**WHAT YOU WILL DO:** Go through the lines below and copy each one that holds the string "View".

**RECORDS TO USE:**
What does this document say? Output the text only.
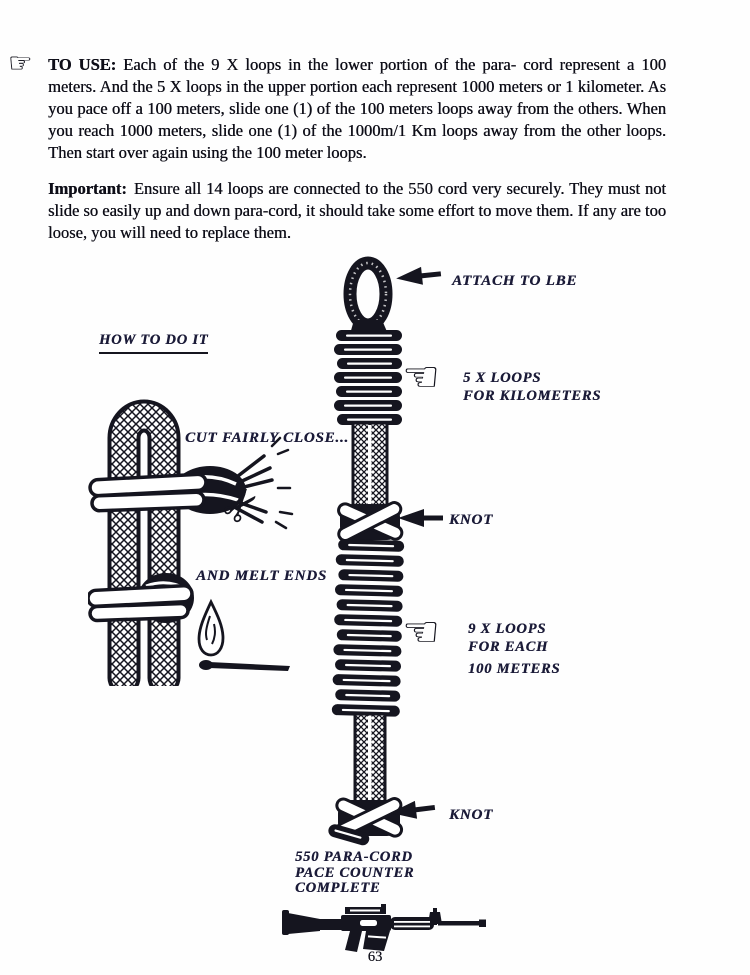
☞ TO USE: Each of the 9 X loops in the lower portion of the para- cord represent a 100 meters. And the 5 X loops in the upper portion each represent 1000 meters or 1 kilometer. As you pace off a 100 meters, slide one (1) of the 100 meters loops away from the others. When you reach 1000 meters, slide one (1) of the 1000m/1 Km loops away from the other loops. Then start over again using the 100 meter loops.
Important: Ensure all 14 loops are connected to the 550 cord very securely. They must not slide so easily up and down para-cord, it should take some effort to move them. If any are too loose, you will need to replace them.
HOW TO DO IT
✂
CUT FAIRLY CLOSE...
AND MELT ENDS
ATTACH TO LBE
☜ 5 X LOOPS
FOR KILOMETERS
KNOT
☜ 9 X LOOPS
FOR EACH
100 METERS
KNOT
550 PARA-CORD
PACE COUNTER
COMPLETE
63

...

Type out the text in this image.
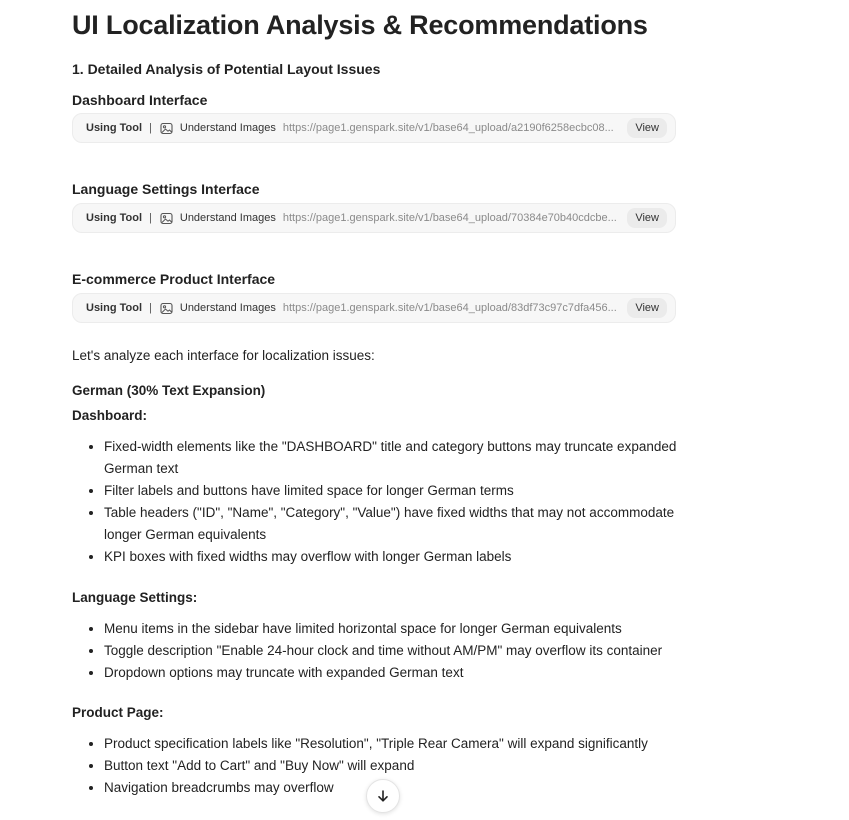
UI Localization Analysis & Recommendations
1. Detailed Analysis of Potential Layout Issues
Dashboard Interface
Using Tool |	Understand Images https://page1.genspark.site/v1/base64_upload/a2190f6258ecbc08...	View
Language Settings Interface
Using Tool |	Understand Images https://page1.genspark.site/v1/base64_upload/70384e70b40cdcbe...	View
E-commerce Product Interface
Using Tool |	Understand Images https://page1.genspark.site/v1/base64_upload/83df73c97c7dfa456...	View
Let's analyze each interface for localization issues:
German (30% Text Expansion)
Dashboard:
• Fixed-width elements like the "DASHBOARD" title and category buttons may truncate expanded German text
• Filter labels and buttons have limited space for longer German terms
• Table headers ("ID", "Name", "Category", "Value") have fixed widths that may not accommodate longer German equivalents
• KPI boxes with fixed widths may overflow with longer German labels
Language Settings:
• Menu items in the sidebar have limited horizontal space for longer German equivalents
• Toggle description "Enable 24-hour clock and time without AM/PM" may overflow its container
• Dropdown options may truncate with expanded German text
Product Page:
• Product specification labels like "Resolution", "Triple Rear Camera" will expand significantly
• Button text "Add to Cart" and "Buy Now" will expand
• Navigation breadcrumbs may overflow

**EXERCISE OUTPUT:**
Using Tool |	Understand Images https://page1.genspark.site/v1/base64_upload/a2190f6258ecbc08...	View
Using Tool |	Understand Images https://page1.genspark.site/v1/base64_upload/70384e70b40cdcbe...	View
Using Tool |	Understand Images https://page1.genspark.site/v1/base64_upload/83df73c97c7dfa456...	View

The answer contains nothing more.